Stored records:
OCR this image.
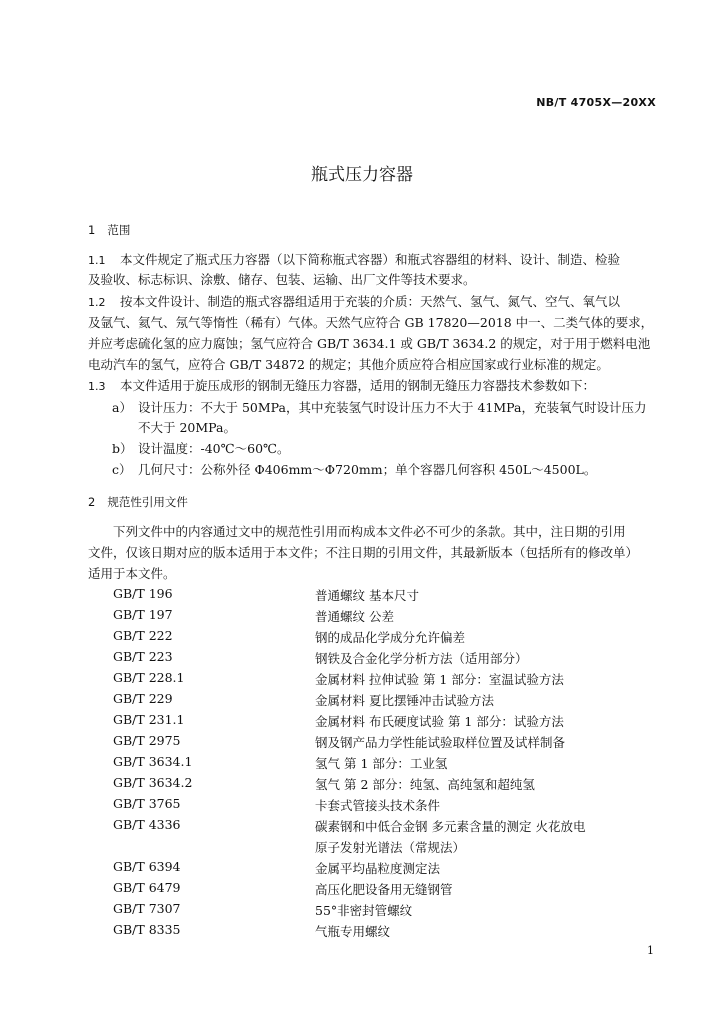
NB/T 4705X—20XX
瓶式压力容器
1 范围
1.1 本文件规定了瓶式压力容器（以下简称瓶式容器）和瓶式容器组的材料、设计、制造、检验
及验收、标志标识、涂敷、储存、包装、运输、出厂文件等技术要求。
1.2 按本文件设计、制造的瓶式容器组适用于充装的介质：天然气、氢气、氮气、空气、氧气以
及氩气、氦气、氖气等惰性（稀有）气体。天然气应符合 GB 17820—2018 中一、二类气体的要求，
并应考虑硫化氢的应力腐蚀；氢气应符合 GB/T 3634.1 或 GB/T 3634.2 的规定，对于用于燃料电池
电动汽车的氢气，应符合 GB/T 34872 的规定；其他介质应符合相应国家或行业标准的规定。
1.3 本文件适用于旋压成形的钢制无缝压力容器，适用的钢制无缝压力容器技术参数如下：
a） 设计压力：不大于 50MPa，其中充装氢气时设计压力不大于 41MPa，充装氧气时设计压力
不大于 20MPa。
b） 设计温度：-40℃～60℃。
c） 几何尺寸：公称外径 Φ406mm～Φ720mm；单个容器几何容积 450L～4500L。
2 规范性引用文件
下列文件中的内容通过文中的规范性引用而构成本文件必不可少的条款。其中，注日期的引用
文件，仅该日期对应的版本适用于本文件；不注日期的引用文件，其最新版本（包括所有的修改单）
适用于本文件。
GB/T 196	普通螺纹 基本尺寸
GB/T 197	普通螺纹 公差
GB/T 222	钢的成品化学成分允许偏差
GB/T 223	钢铁及合金化学分析方法（适用部分）
GB/T 228.1	金属材料 拉伸试验 第 1 部分：室温试验方法
GB/T 229	金属材料 夏比摆锤冲击试验方法
GB/T 231.1	金属材料 布氏硬度试验 第 1 部分：试验方法
GB/T 2975	钢及钢产品力学性能试验取样位置及试样制备
GB/T 3634.1	氢气 第 1 部分：工业氢
GB/T 3634.2	氢气 第 2 部分：纯氢、高纯氢和超纯氢
GB/T 3765	卡套式管接头技术条件
GB/T 4336	碳素钢和中低合金钢 多元素含量的测定 火花放电
原子发射光谱法（常规法）
GB/T 6394	金属平均晶粒度测定法
GB/T 6479	高压化肥设备用无缝钢管
GB/T 7307	55°非密封管螺纹
GB/T 8335	气瓶专用螺纹
1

Task directions => Pick out all the lines with the word "金属材料" in them and copy them.

The solution =>
GB/T 228.1	金属材料 拉伸试验 第 1 部分：室温试验方法
GB/T 229	金属材料 夏比摆锤冲击试验方法
GB/T 231.1	金属材料 布氏硬度试验 第 1 部分：试验方法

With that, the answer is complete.